***** Data excerpts *****
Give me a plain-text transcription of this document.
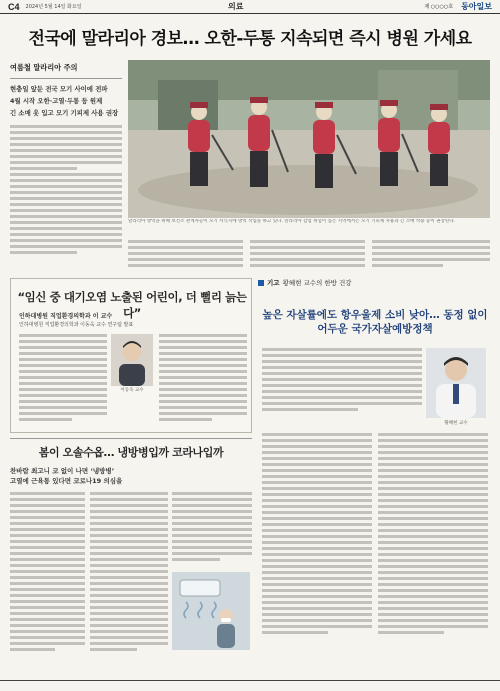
C4 2024년 5월 14일 화요일	의료	제 ○○○○호 동아일보
전국에 말라리아 경보… 오한-두통 지속되면 즉시 병원 가세요
여름철 말라리아 주의
현충일 앞둔 전국 모기 사이에 전파
4월 시작 오한·고열·두통 등 원제
긴 소매 옷 입고 모기 기피제 사용 권장
말라리아 방역을 위해 보건소 관계자들이 모기 서식지에 방역 작업을 하고 있다. 말라리아 감염 위험이 높은 지역에서는 모기 기피제 사용과 긴 소매 착용 등이 권장된다.
“임신 중 대기오염 노출된 어린이, 더 뻘리 늙는다”
인하대병원 직업환경의학과 이 교수
인하대병원 직업환경의학과 이동욱 교수 연구팀 발표
이동욱 교수
기고 황혜현 교수의 한방 건강
높은 자살률에도 항우울제 소비 낮아… 동정 없이 어두운 국가자살예방정책
황혜현 교수
봄이 오솔수옵… 냉방병입까 코라나입까
찬바람 최고니 코 없이 나면 ‘냉방병’
고열에 근육통 있다면 코로나19 의심을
*****
• To be done
Extract each line from the entries above that contains the string "인하대병원".

• Finished task
인하대병원 직업환경의학과 이 교수
인하대병원 직업환경의학과 이동욱 교수 연구팀 발표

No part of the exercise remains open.